= Saved data entries =
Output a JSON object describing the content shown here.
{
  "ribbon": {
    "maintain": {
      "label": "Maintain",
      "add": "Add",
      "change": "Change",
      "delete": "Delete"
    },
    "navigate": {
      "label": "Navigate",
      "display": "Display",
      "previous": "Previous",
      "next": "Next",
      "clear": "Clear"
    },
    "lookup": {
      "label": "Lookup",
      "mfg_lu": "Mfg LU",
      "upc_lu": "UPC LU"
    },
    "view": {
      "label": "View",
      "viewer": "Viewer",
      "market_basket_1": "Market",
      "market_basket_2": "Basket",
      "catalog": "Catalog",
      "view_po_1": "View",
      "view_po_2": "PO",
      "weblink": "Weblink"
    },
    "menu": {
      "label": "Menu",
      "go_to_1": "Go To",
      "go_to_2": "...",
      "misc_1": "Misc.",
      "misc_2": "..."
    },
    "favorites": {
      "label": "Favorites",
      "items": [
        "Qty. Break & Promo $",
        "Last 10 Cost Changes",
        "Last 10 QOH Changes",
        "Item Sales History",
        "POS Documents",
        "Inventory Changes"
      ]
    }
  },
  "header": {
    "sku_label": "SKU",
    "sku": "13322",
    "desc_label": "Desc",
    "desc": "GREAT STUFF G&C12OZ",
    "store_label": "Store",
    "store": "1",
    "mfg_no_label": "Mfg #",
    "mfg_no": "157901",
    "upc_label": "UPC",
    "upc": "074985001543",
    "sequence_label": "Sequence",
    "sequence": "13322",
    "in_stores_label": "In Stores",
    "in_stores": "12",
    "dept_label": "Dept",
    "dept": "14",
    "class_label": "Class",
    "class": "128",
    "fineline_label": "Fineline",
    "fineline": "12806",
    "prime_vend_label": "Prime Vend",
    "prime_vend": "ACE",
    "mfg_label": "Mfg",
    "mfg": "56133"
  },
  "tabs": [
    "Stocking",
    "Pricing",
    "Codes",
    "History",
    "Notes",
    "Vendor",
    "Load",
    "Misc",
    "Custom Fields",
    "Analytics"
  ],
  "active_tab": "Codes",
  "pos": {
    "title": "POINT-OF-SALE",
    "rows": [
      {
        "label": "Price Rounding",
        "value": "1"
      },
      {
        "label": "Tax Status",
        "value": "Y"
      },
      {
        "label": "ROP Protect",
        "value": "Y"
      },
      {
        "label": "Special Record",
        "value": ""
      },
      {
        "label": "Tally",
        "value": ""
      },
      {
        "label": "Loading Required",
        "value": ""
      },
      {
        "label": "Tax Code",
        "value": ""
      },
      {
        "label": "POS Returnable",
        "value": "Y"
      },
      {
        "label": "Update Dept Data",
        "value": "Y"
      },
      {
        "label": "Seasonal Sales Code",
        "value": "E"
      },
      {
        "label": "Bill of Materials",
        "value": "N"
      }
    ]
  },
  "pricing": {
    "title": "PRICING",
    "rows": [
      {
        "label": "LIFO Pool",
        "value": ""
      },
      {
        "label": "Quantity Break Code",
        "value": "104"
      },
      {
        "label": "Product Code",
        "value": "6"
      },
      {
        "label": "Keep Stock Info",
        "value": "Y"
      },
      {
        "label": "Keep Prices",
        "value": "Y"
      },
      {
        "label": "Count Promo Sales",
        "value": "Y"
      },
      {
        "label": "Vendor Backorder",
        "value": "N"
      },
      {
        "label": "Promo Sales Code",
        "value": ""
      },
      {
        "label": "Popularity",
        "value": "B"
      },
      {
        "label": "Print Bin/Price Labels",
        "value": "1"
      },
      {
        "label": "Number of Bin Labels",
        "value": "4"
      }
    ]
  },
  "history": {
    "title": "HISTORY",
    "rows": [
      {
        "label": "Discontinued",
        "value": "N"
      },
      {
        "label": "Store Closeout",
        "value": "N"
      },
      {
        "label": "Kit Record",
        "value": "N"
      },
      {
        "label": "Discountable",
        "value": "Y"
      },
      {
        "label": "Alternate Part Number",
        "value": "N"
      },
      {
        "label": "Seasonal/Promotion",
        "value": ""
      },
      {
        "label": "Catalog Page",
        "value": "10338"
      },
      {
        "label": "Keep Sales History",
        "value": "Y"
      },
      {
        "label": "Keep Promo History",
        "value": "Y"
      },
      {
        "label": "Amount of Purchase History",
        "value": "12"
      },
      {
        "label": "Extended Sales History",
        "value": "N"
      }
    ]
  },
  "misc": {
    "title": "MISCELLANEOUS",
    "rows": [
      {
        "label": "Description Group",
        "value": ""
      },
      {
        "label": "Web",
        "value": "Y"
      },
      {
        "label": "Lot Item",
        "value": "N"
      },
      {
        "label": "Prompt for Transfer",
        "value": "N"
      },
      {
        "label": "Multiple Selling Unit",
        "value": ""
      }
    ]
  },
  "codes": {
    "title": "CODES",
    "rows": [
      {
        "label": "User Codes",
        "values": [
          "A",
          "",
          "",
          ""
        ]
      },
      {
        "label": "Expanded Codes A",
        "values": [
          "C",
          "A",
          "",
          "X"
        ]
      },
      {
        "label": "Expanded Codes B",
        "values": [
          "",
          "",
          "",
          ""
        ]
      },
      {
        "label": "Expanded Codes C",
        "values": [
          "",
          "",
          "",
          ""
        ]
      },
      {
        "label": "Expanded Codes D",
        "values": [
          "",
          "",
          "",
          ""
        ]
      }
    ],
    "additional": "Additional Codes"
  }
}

= Given task =
Repeat each record exactly. Omit nothing.

= In response =
Output a JSON object describing the content shown here.
{
  "ribbon": {
    "maintain": {
      "label": "Maintain",
      "add": "Add",
      "change": "Change",
      "delete": "Delete"
    },
    "navigate": {
      "label": "Navigate",
      "display": "Display",
      "previous": "Previous",
      "next": "Next",
      "clear": "Clear"
    },
    "lookup": {
      "label": "Lookup",
      "mfg_lu": "Mfg LU",
      "upc_lu": "UPC LU"
    },
    "view": {
      "label": "View",
      "viewer": "Viewer",
      "market_basket_1": "Market",
      "market_basket_2": "Basket",
      "catalog": "Catalog",
      "view_po_1": "View",
      "view_po_2": "PO",
      "weblink": "Weblink"
    },
    "menu": {
      "label": "Menu",
      "go_to_1": "Go To",
      "go_to_2": "...",
      "misc_1": "Misc.",
      "misc_2": "..."
    },
    "favorites": {
      "label": "Favorites",
      "items": [
        "Qty. Break & Promo $",
        "Last 10 Cost Changes",
        "Last 10 QOH Changes",
        "Item Sales History",
        "POS Documents",
        "Inventory Changes"
      ]
    }
  },
  "header": {
    "sku_label": "SKU",
    "sku": "13322",
    "desc_label": "Desc",
    "desc": "GREAT STUFF G&C12OZ",
    "store_label": "Store",
    "store": "1",
    "mfg_no_label": "Mfg #",
    "mfg_no": "157901",
    "upc_label": "UPC",
    "upc": "074985001543",
    "sequence_label": "Sequence",
    "sequence": "13322",
    "in_stores_label": "In Stores",
    "in_stores": "12",
    "dept_label": "Dept",
    "dept": "14",
    "class_label": "Class",
    "class": "128",
    "fineline_label": "Fineline",
    "fineline": "12806",
    "prime_vend_label": "Prime Vend",
    "prime_vend": "ACE",
    "mfg_label": "Mfg",
    "mfg": "56133"
  },
  "tabs": [
    "Stocking",
    "Pricing",
    "Codes",
    "History",
    "Notes",
    "Vendor",
    "Load",
    "Misc",
    "Custom Fields",
    "Analytics"
  ],
  "active_tab": "Codes",
  "pos": {
    "title": "POINT-OF-SALE",
    "rows": [
      {
        "label": "Price Rounding",
        "value": "1"
      },
      {
        "label": "Tax Status",
        "value": "Y"
      },
      {
        "label": "ROP Protect",
        "value": "Y"
      },
      {
        "label": "Special Record",
        "value": ""
      },
      {
        "label": "Tally",
        "value": ""
      },
      {
        "label": "Loading Required",
        "value": ""
      },
      {
        "label": "Tax Code",
        "value": ""
      },
      {
        "label": "POS Returnable",
        "value": "Y"
      },
      {
        "label": "Update Dept Data",
        "value": "Y"
      },
      {
        "label": "Seasonal Sales Code",
        "value": "E"
      },
      {
        "label": "Bill of Materials",
        "value": "N"
      }
    ]
  },
  "pricing": {
    "title": "PRICING",
    "rows": [
      {
        "label": "LIFO Pool",
        "value": ""
      },
      {
        "label": "Quantity Break Code",
        "value": "104"
      },
      {
        "label": "Product Code",
        "value": "6"
      },
      {
        "label": "Keep Stock Info",
        "value": "Y"
      },
      {
        "label": "Keep Prices",
        "value": "Y"
      },
      {
        "label": "Count Promo Sales",
        "value": "Y"
      },
      {
        "label": "Vendor Backorder",
        "value": "N"
      },
      {
        "label": "Promo Sales Code",
        "value": ""
      },
      {
        "label": "Popularity",
        "value": "B"
      },
      {
        "label": "Print Bin/Price Labels",
        "value": "1"
      },
      {
        "label": "Number of Bin Labels",
        "value": "4"
      }
    ]
  },
  "history": {
    "title": "HISTORY",
    "rows": [
      {
        "label": "Discontinued",
        "value": "N"
      },
      {
        "label": "Store Closeout",
        "value": "N"
      },
      {
        "label": "Kit Record",
        "value": "N"
      },
      {
        "label": "Discountable",
        "value": "Y"
      },
      {
        "label": "Alternate Part Number",
        "value": "N"
      },
      {
        "label": "Seasonal/Promotion",
        "value": ""
      },
      {
        "label": "Catalog Page",
        "value": "10338"
      },
      {
        "label": "Keep Sales History",
        "value": "Y"
      },
      {
        "label": "Keep Promo History",
        "value": "Y"
      },
      {
        "label": "Amount of Purchase History",
        "value": "12"
      },
      {
        "label": "Extended Sales History",
        "value": "N"
      }
    ]
  },
  "misc": {
    "title": "MISCELLANEOUS",
    "rows": [
      {
        "label": "Description Group",
        "value": ""
      },
      {
        "label": "Web",
        "value": "Y"
      },
      {
        "label": "Lot Item",
        "value": "N"
      },
      {
        "label": "Prompt for Transfer",
        "value": "N"
      },
      {
        "label": "Multiple Selling Unit",
        "value": ""
      }
    ]
  },
  "codes": {
    "title": "CODES",
    "rows": [
      {
        "label": "User Codes",
        "values": [
          "A",
          "",
          "",
          ""
        ]
      },
      {
        "label": "Expanded Codes A",
        "values": [
          "C",
          "A",
          "",
          "X"
        ]
      },
      {
        "label": "Expanded Codes B",
        "values": [
          "",
          "",
          "",
          ""
        ]
      },
      {
        "label": "Expanded Codes C",
        "values": [
          "",
          "",
          "",
          ""
        ]
      },
      {
        "label": "Expanded Codes D",
        "values": [
          "",
          "",
          "",
          ""
        ]
      }
    ],
    "additional": "Additional Codes"
  }
}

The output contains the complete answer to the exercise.